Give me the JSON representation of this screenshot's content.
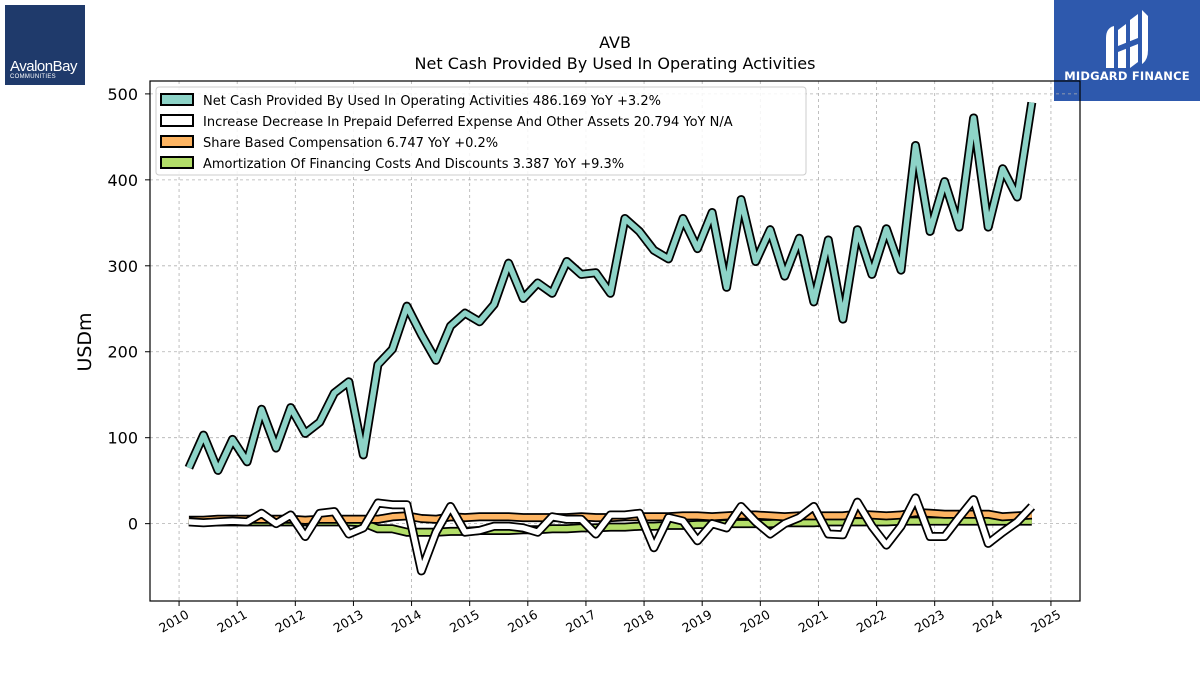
{
  "logos": {
    "left": {
      "name": "AvalonBay",
      "sub": "COMMUNITIES",
      "color": "#1f3a6b"
    },
    "right": {
      "name": "MIDGARD FINANCE",
      "color": "#2e59ad"
    }
  },
  "chart_data": {
    "type": "line",
    "title": "AVB",
    "subtitle": "Net Cash Provided By Used In Operating Activities",
    "ylabel": "USDm",
    "xlabel": "",
    "xlim": [
      2009.5,
      2025.5
    ],
    "ylim": [
      -90,
      515
    ],
    "x_ticks": [
      "2010",
      "2011",
      "2012",
      "2013",
      "2014",
      "2015",
      "2016",
      "2017",
      "2018",
      "2019",
      "2020",
      "2021",
      "2022",
      "2023",
      "2024",
      "2025"
    ],
    "y_ticks": [
      "0",
      "100",
      "200",
      "300",
      "400",
      "500"
    ],
    "grid": true,
    "legend_position": "top-left",
    "x": [
      2010.17,
      2010.42,
      2010.67,
      2010.92,
      2011.17,
      2011.42,
      2011.67,
      2011.92,
      2012.17,
      2012.42,
      2012.67,
      2012.92,
      2013.17,
      2013.42,
      2013.67,
      2013.92,
      2014.17,
      2014.42,
      2014.67,
      2014.92,
      2015.17,
      2015.42,
      2015.67,
      2015.92,
      2016.17,
      2016.42,
      2016.67,
      2016.92,
      2017.17,
      2017.42,
      2017.67,
      2017.92,
      2018.17,
      2018.42,
      2018.67,
      2018.92,
      2019.17,
      2019.42,
      2019.67,
      2019.92,
      2020.17,
      2020.42,
      2020.67,
      2020.92,
      2021.17,
      2021.42,
      2021.67,
      2021.92,
      2022.17,
      2022.42,
      2022.67,
      2022.92,
      2023.17,
      2023.42,
      2023.67,
      2023.92,
      2024.17,
      2024.42,
      2024.67,
      2024.92
    ],
    "series": [
      {
        "name": "Net Cash Provided By Used In Operating Activities",
        "legend": "Net Cash Provided By Used In Operating Activities  486.169 YoY +3.2%",
        "color": "#8dd3c7",
        "values": [
          65,
          103,
          62,
          98,
          72,
          133,
          88,
          135,
          105,
          118,
          152,
          165,
          80,
          185,
          203,
          253,
          220,
          190,
          230,
          245,
          235,
          255,
          303,
          262,
          280,
          268,
          305,
          290,
          292,
          268,
          355,
          340,
          318,
          308,
          355,
          320,
          362,
          275,
          377,
          305,
          342,
          288,
          332,
          258,
          330,
          238,
          342,
          290,
          343,
          295,
          440,
          340,
          398,
          345,
          472,
          345,
          413,
          380,
          490,
          null
        ],
        "stroke_width_data": 8.5
      },
      {
        "name": "Increase Decrease In Prepaid Deferred Expense And Other Assets",
        "legend": "Increase Decrease In Prepaid Deferred Expense And Other Assets  20.794 YoY N/A",
        "color": "#ffffff",
        "values": [
          2,
          1,
          2,
          3,
          2,
          12,
          0,
          10,
          -15,
          12,
          14,
          -12,
          -5,
          24,
          22,
          22,
          -55,
          -10,
          20,
          -10,
          -8,
          -3,
          -3,
          -5,
          -10,
          8,
          5,
          5,
          -12,
          10,
          10,
          12,
          -28,
          7,
          3,
          -20,
          0,
          -5,
          20,
          2,
          -12,
          0,
          7,
          20,
          -12,
          -13,
          25,
          -3,
          -25,
          -3,
          30,
          -15,
          -15,
          7,
          28,
          -23,
          -10,
          2,
          20,
          null
        ],
        "stroke_width_data": 8.5
      },
      {
        "name": "Share Based Compensation",
        "legend": "Share Based Compensation  6.747 YoY +0.2%",
        "color": "#fdb462",
        "values": [
          4,
          4,
          5,
          5,
          5,
          5,
          5,
          5,
          4,
          5,
          5,
          5,
          5,
          5,
          8,
          9,
          6,
          5,
          8,
          7,
          8,
          8,
          8,
          7,
          7,
          7,
          7,
          8,
          7,
          7,
          8,
          8,
          8,
          8,
          9,
          9,
          8,
          9,
          10,
          10,
          9,
          8,
          9,
          9,
          9,
          9,
          11,
          10,
          9,
          10,
          13,
          12,
          11,
          11,
          11,
          11,
          8,
          9,
          10,
          null
        ],
        "stroke_width_data": 8.5
      },
      {
        "name": "Amortization Of Financing Costs And Discounts",
        "legend": "Amortization Of Financing Costs And Discounts  3.387 YoY +9.3%",
        "color": "#b3de69",
        "values": [
          3,
          2,
          2,
          2,
          2,
          2,
          2,
          2,
          2,
          2,
          2,
          2,
          1,
          -6,
          -6,
          -10,
          -10,
          -10,
          -9,
          -9,
          -8,
          -8,
          -8,
          -7,
          -7,
          -6,
          -6,
          -5,
          -5,
          -4,
          -4,
          -3,
          -3,
          -2,
          -2,
          -1,
          -1,
          0,
          0,
          0,
          0,
          1,
          1,
          1,
          2,
          2,
          2,
          2,
          2,
          3,
          3,
          3,
          3,
          3,
          3,
          3,
          3,
          3,
          3,
          null
        ],
        "stroke_width_data": 8.5
      }
    ]
  }
}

========

» WRITTEN EXERCISE:
Count the lines in the records above that contain the word "Expense", and give only the number.

» COMPLETED TASK:
2